WHAT IS NEEDED: State how many lines of the entries hold the string "name". Reply with the number alone.

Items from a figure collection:
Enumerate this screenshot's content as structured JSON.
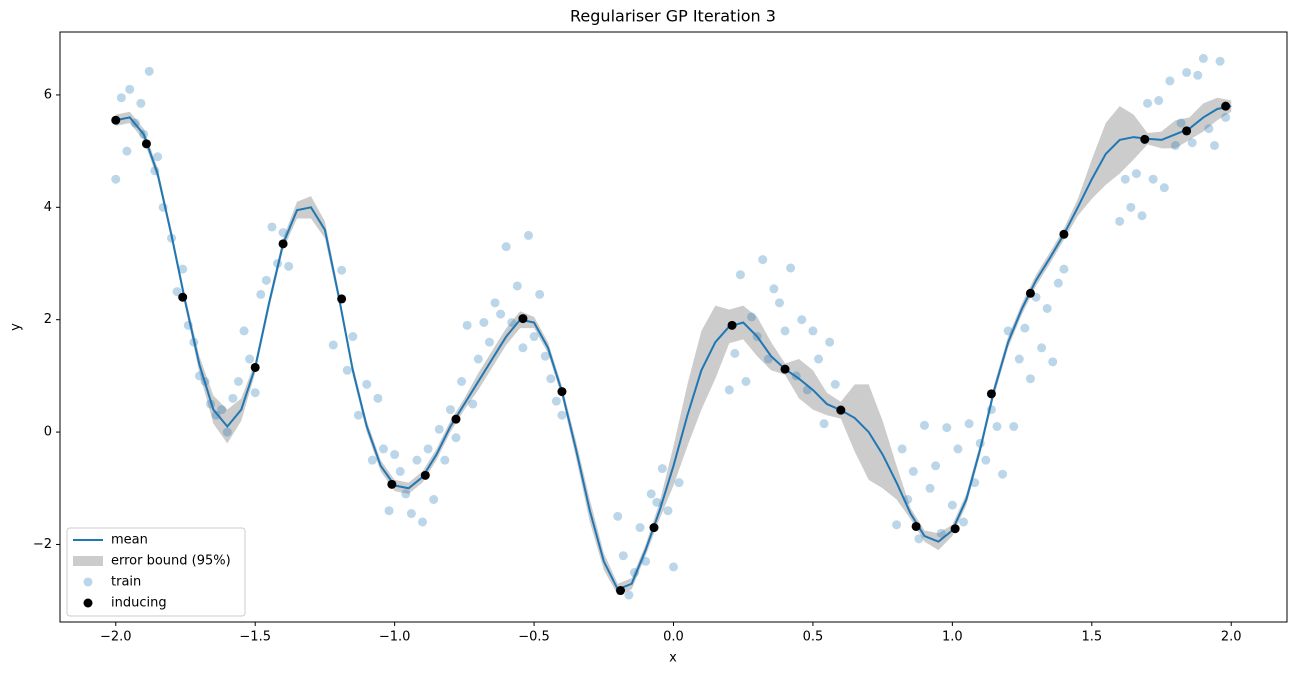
{
  "chart_data": {
    "type": "gp",
    "title": "Regulariser GP Iteration 3",
    "xlabel": "x",
    "ylabel": "y",
    "xlim": [
      -2.2,
      2.2
    ],
    "ylim": [
      -3.38,
      7.12
    ],
    "xticks": [
      {
        "value": -2,
        "label": "−2.0"
      },
      {
        "value": -1.5,
        "label": "−1.5"
      },
      {
        "value": -1,
        "label": "−1.0"
      },
      {
        "value": -0.5,
        "label": "−0.5"
      },
      {
        "value": 0,
        "label": "0.0"
      },
      0.5,
      {
        "value": 1,
        "label": "1.0"
      },
      1.5,
      {
        "value": 2,
        "label": "2.0"
      }
    ],
    "yticks": [
      {
        "value": -2,
        "label": "−2"
      },
      0,
      2,
      4,
      6
    ],
    "legend": "lower left",
    "x": [
      -2.0,
      -1.95,
      -1.9,
      -1.85,
      -1.8,
      -1.75,
      -1.7,
      -1.65,
      -1.6,
      -1.55,
      -1.5,
      -1.45,
      -1.4,
      -1.35,
      -1.3,
      -1.25,
      -1.2,
      -1.15,
      -1.1,
      -1.05,
      -1.0,
      -0.95,
      -0.9,
      -0.85,
      -0.8,
      -0.75,
      -0.7,
      -0.65,
      -0.6,
      -0.55,
      -0.5,
      -0.45,
      -0.4,
      -0.35,
      -0.3,
      -0.25,
      -0.2,
      -0.15,
      -0.1,
      -0.05,
      0.0,
      0.05,
      0.1,
      0.15,
      0.2,
      0.25,
      0.3,
      0.35,
      0.4,
      0.45,
      0.5,
      0.55,
      0.6,
      0.65,
      0.7,
      0.75,
      0.8,
      0.85,
      0.9,
      0.95,
      1.0,
      1.05,
      1.1,
      1.15,
      1.2,
      1.25,
      1.3,
      1.35,
      1.4,
      1.45,
      1.5,
      1.55,
      1.6,
      1.65,
      1.7,
      1.75,
      1.8,
      1.85,
      1.9,
      1.95,
      2.0
    ],
    "series": [
      {
        "name": "mean",
        "kind": "line",
        "color": "#1f77b4",
        "values": [
          5.55,
          5.6,
          5.3,
          4.6,
          3.5,
          2.3,
          1.2,
          0.4,
          0.1,
          0.4,
          1.15,
          2.3,
          3.35,
          3.95,
          4.0,
          3.6,
          2.4,
          1.1,
          0.1,
          -0.6,
          -0.95,
          -1.0,
          -0.8,
          -0.4,
          0.1,
          0.5,
          0.9,
          1.3,
          1.7,
          2.0,
          1.95,
          1.5,
          0.72,
          -0.3,
          -1.4,
          -2.3,
          -2.8,
          -2.7,
          -2.1,
          -1.4,
          -0.6,
          0.3,
          1.1,
          1.6,
          1.88,
          1.95,
          1.7,
          1.35,
          1.12,
          0.95,
          0.75,
          0.5,
          0.39,
          0.25,
          0.0,
          -0.4,
          -0.9,
          -1.45,
          -1.85,
          -1.95,
          -1.75,
          -1.2,
          -0.3,
          0.75,
          1.6,
          2.2,
          2.7,
          3.1,
          3.52,
          4.0,
          4.5,
          4.95,
          5.2,
          5.25,
          5.22,
          5.2,
          5.3,
          5.4,
          5.6,
          5.75,
          5.8
        ]
      },
      {
        "name": "error bound (95%)",
        "kind": "band",
        "color": "#cccccc",
        "lower": [
          5.45,
          5.5,
          5.2,
          4.5,
          3.4,
          2.2,
          1.05,
          0.15,
          -0.2,
          0.2,
          1.05,
          2.2,
          3.25,
          3.8,
          3.8,
          3.45,
          2.3,
          1.0,
          0.0,
          -0.7,
          -1.05,
          -1.1,
          -0.9,
          -0.5,
          0.0,
          0.4,
          0.75,
          1.15,
          1.55,
          1.85,
          1.85,
          1.4,
          0.62,
          -0.45,
          -1.6,
          -2.45,
          -2.9,
          -2.8,
          -2.2,
          -1.55,
          -0.95,
          -0.25,
          0.4,
          0.95,
          1.58,
          1.65,
          1.35,
          1.1,
          1.02,
          0.6,
          0.4,
          0.3,
          0.24,
          -0.35,
          -0.85,
          -1.0,
          -1.2,
          -1.55,
          -1.95,
          -2.1,
          -1.85,
          -1.3,
          -0.4,
          0.65,
          1.5,
          2.1,
          2.6,
          3.0,
          3.42,
          3.85,
          4.15,
          4.4,
          4.6,
          4.85,
          5.12,
          5.05,
          5.05,
          5.2,
          5.35,
          5.55,
          5.7
        ],
        "upper": [
          5.65,
          5.7,
          5.4,
          4.7,
          3.6,
          2.4,
          1.35,
          0.65,
          0.4,
          0.6,
          1.25,
          2.4,
          3.45,
          4.1,
          4.2,
          3.75,
          2.5,
          1.2,
          0.2,
          -0.5,
          -0.85,
          -0.9,
          -0.7,
          -0.3,
          0.2,
          0.6,
          1.05,
          1.45,
          1.85,
          2.15,
          2.05,
          1.6,
          0.82,
          -0.15,
          -1.2,
          -2.15,
          -2.7,
          -2.6,
          -2.0,
          -1.25,
          -0.25,
          0.85,
          1.8,
          2.25,
          2.18,
          2.25,
          2.05,
          1.6,
          1.22,
          1.3,
          1.1,
          0.7,
          0.54,
          0.85,
          0.85,
          0.2,
          -0.6,
          -1.35,
          -1.75,
          -1.8,
          -1.65,
          -1.1,
          -0.2,
          0.85,
          1.7,
          2.3,
          2.8,
          3.2,
          3.62,
          4.15,
          4.85,
          5.5,
          5.8,
          5.65,
          5.32,
          5.35,
          5.55,
          5.6,
          5.85,
          5.95,
          5.9
        ]
      },
      {
        "name": "train",
        "kind": "scatter",
        "color": "#1f77b4",
        "opacity": 0.3,
        "x": [
          -2.0,
          -1.98,
          -1.96,
          -1.95,
          -1.93,
          -1.91,
          -1.9,
          -1.88,
          -1.86,
          -1.85,
          -1.83,
          -1.8,
          -1.78,
          -1.76,
          -1.74,
          -1.72,
          -1.7,
          -1.68,
          -1.66,
          -1.64,
          -1.62,
          -1.6,
          -1.58,
          -1.56,
          -1.54,
          -1.52,
          -1.5,
          -1.48,
          -1.46,
          -1.44,
          -1.42,
          -1.4,
          -1.38,
          -1.22,
          -1.19,
          -1.17,
          -1.15,
          -1.13,
          -1.1,
          -1.08,
          -1.06,
          -1.04,
          -1.02,
          -1.0,
          -0.98,
          -0.96,
          -0.94,
          -0.92,
          -0.9,
          -0.88,
          -0.86,
          -0.84,
          -0.82,
          -0.8,
          -0.78,
          -0.76,
          -0.74,
          -0.72,
          -0.7,
          -0.68,
          -0.66,
          -0.64,
          -0.62,
          -0.6,
          -0.58,
          -0.56,
          -0.54,
          -0.52,
          -0.5,
          -0.48,
          -0.46,
          -0.44,
          -0.42,
          -0.4,
          -0.2,
          -0.18,
          -0.16,
          -0.14,
          -0.12,
          -0.1,
          -0.08,
          -0.06,
          -0.04,
          -0.02,
          0.0,
          0.02,
          0.2,
          0.22,
          0.24,
          0.26,
          0.28,
          0.3,
          0.32,
          0.34,
          0.36,
          0.38,
          0.4,
          0.42,
          0.44,
          0.46,
          0.48,
          0.5,
          0.52,
          0.54,
          0.56,
          0.58,
          0.6,
          0.8,
          0.82,
          0.84,
          0.86,
          0.88,
          0.9,
          0.92,
          0.94,
          0.96,
          0.98,
          1.0,
          1.02,
          1.04,
          1.06,
          1.08,
          1.1,
          1.12,
          1.14,
          1.16,
          1.18,
          1.2,
          1.22,
          1.24,
          1.26,
          1.28,
          1.3,
          1.32,
          1.34,
          1.36,
          1.38,
          1.4,
          1.6,
          1.62,
          1.64,
          1.66,
          1.68,
          1.7,
          1.72,
          1.74,
          1.76,
          1.78,
          1.8,
          1.82,
          1.84,
          1.86,
          1.88,
          1.9,
          1.92,
          1.94,
          1.96,
          1.98
        ],
        "values": [
          4.5,
          5.95,
          5.0,
          6.1,
          5.5,
          5.85,
          5.3,
          6.42,
          4.65,
          4.9,
          4.0,
          3.45,
          2.5,
          2.9,
          1.9,
          1.6,
          1.0,
          0.9,
          0.5,
          0.3,
          0.4,
          0.0,
          0.6,
          0.9,
          1.8,
          1.3,
          0.7,
          2.45,
          2.7,
          3.65,
          3.0,
          3.55,
          2.95,
          1.55,
          2.88,
          1.1,
          1.7,
          0.3,
          0.85,
          -0.5,
          0.6,
          -0.3,
          -1.4,
          -0.4,
          -0.7,
          -1.1,
          -1.45,
          -0.5,
          -1.6,
          -0.3,
          -1.2,
          0.05,
          -0.5,
          0.4,
          -0.1,
          0.9,
          1.9,
          0.5,
          1.3,
          1.95,
          1.6,
          2.3,
          2.1,
          3.3,
          1.95,
          2.6,
          1.5,
          3.5,
          1.7,
          2.45,
          1.35,
          0.95,
          0.55,
          0.3,
          -1.5,
          -2.2,
          -2.9,
          -2.5,
          -1.7,
          -2.3,
          -1.1,
          -1.25,
          -0.65,
          -1.4,
          -2.4,
          -0.9,
          0.75,
          1.4,
          2.8,
          0.9,
          2.05,
          1.7,
          3.07,
          1.3,
          2.55,
          2.3,
          1.8,
          2.92,
          1.0,
          2.0,
          0.75,
          1.8,
          1.3,
          0.15,
          1.6,
          0.85,
          0.4,
          -1.65,
          -0.3,
          -1.2,
          -0.7,
          -1.9,
          0.12,
          -1.0,
          -0.6,
          -1.8,
          0.08,
          -1.3,
          -0.3,
          -1.6,
          0.15,
          -0.9,
          -0.2,
          -0.5,
          0.4,
          0.1,
          -0.75,
          1.8,
          0.1,
          1.3,
          1.85,
          0.95,
          2.4,
          1.5,
          2.2,
          1.25,
          2.65,
          2.9,
          3.75,
          4.5,
          4.0,
          4.6,
          3.85,
          5.85,
          4.5,
          5.9,
          4.35,
          6.25,
          5.1,
          5.5,
          6.4,
          5.15,
          6.35,
          6.65,
          5.4,
          5.1,
          6.6,
          5.6
        ]
      },
      {
        "name": "inducing",
        "kind": "scatter",
        "color": "#000000",
        "opacity": 1,
        "x": [
          -2.0,
          -1.89,
          -1.76,
          -1.5,
          -1.4,
          -1.19,
          -1.01,
          -0.89,
          -0.78,
          -0.54,
          -0.4,
          -0.19,
          -0.07,
          0.21,
          0.4,
          0.6,
          0.87,
          1.01,
          1.14,
          1.28,
          1.4,
          1.69,
          1.84,
          1.98
        ],
        "values": [
          5.55,
          5.13,
          2.4,
          1.15,
          3.35,
          2.37,
          -0.93,
          -0.77,
          0.23,
          2.02,
          0.72,
          -2.82,
          -1.7,
          1.9,
          1.12,
          0.39,
          -1.68,
          -1.72,
          0.68,
          2.47,
          3.52,
          5.21,
          5.36,
          5.8
        ]
      }
    ]
  }
}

CORRECT RESPONSE: 4